## SELECTED EXTRACT
(begin)

But there was more! Right after the Confederate Mountaineers a disc jockey named Nelson Bragg came on with a show called the Hayloft Jamboree. He was a great character—"The Merry Mayor of Milo, Maine." He definitely wasn't from the south, but he knew that there were lots of rural New Englanders and people from Quebec and The Maritimes who'd moved to the cities for work and who loved this simple, heartfelt music. Hank Williams sang "Honky Tonk Blues," Lefty Frizzell had "If You've Got the Money, Honey (I've Got the Time)," Hank Snow did "A Fool Such as I," Webb Pierce sang about a "Back Street Affair" This was a life I knew nothing about. If Dedham had any honky-tonks or back streets I certainly didn't know where they were, but these singers and these songs were reaching something deep inside of me, stirring emotions I didn't even know I had. They were taking me out of the life I knew. I was setting out on the journey of a lifetime.

(end)

Region annotation records
(begin)

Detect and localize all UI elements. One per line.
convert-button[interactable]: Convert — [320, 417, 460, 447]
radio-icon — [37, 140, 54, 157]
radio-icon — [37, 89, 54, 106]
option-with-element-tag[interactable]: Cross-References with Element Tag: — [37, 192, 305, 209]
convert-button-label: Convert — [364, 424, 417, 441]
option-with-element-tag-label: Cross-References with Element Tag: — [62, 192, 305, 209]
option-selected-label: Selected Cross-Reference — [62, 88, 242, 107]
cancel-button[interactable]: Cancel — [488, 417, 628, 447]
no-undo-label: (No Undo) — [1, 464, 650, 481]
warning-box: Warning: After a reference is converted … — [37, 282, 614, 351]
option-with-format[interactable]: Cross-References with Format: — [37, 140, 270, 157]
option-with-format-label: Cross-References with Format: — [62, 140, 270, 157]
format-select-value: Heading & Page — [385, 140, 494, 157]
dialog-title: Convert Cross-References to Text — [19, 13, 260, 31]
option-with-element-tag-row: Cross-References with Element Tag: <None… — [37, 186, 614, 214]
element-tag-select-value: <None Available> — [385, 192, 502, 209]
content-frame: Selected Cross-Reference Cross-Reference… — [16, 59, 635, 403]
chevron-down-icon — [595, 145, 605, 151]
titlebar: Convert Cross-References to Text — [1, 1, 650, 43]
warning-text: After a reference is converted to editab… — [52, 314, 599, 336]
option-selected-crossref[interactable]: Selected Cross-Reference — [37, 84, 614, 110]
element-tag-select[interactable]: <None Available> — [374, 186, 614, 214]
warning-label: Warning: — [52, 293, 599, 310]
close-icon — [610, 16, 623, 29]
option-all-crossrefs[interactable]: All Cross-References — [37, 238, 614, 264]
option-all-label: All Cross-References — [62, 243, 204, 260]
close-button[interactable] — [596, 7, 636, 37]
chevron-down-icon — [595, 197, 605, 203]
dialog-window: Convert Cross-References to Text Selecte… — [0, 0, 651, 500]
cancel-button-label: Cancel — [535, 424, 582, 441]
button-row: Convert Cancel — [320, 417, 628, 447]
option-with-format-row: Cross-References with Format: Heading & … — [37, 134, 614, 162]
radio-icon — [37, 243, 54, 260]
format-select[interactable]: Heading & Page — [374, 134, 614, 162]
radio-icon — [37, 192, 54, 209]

(end)

## TASK PROMPT
Reproduce the Hayloft Jamboree passage word for word, from start to finish.

## EXERCISE ANSWER
But there was more! Right after the Confederate Mountaineers a disc jockey named Nelson Bragg came on with a show called the Hayloft Jamboree. He was a great character—"The Merry Mayor of Milo, Maine." He definitely wasn't from the south, but he knew that there were lots of rural New Englanders and people from Quebec and The Maritimes who'd moved to the cities for work and who loved this simple, heartfelt music. Hank Williams sang "Honky Tonk Blues," Lefty Frizzell had "If You've Got the Money, Honey (I've Got the Time)," Hank Snow did "A Fool Such as I," Webb Pierce sang about a "Back Street Affair" This was a life I knew nothing about. If Dedham had any honky-tonks or back streets I certainly didn't know where they were, but these singers and these songs were reaching something deep inside of me, stirring emotions I didn't even know I had. They were taking me out of the life I knew. I was setting out on the journey of a lifetime.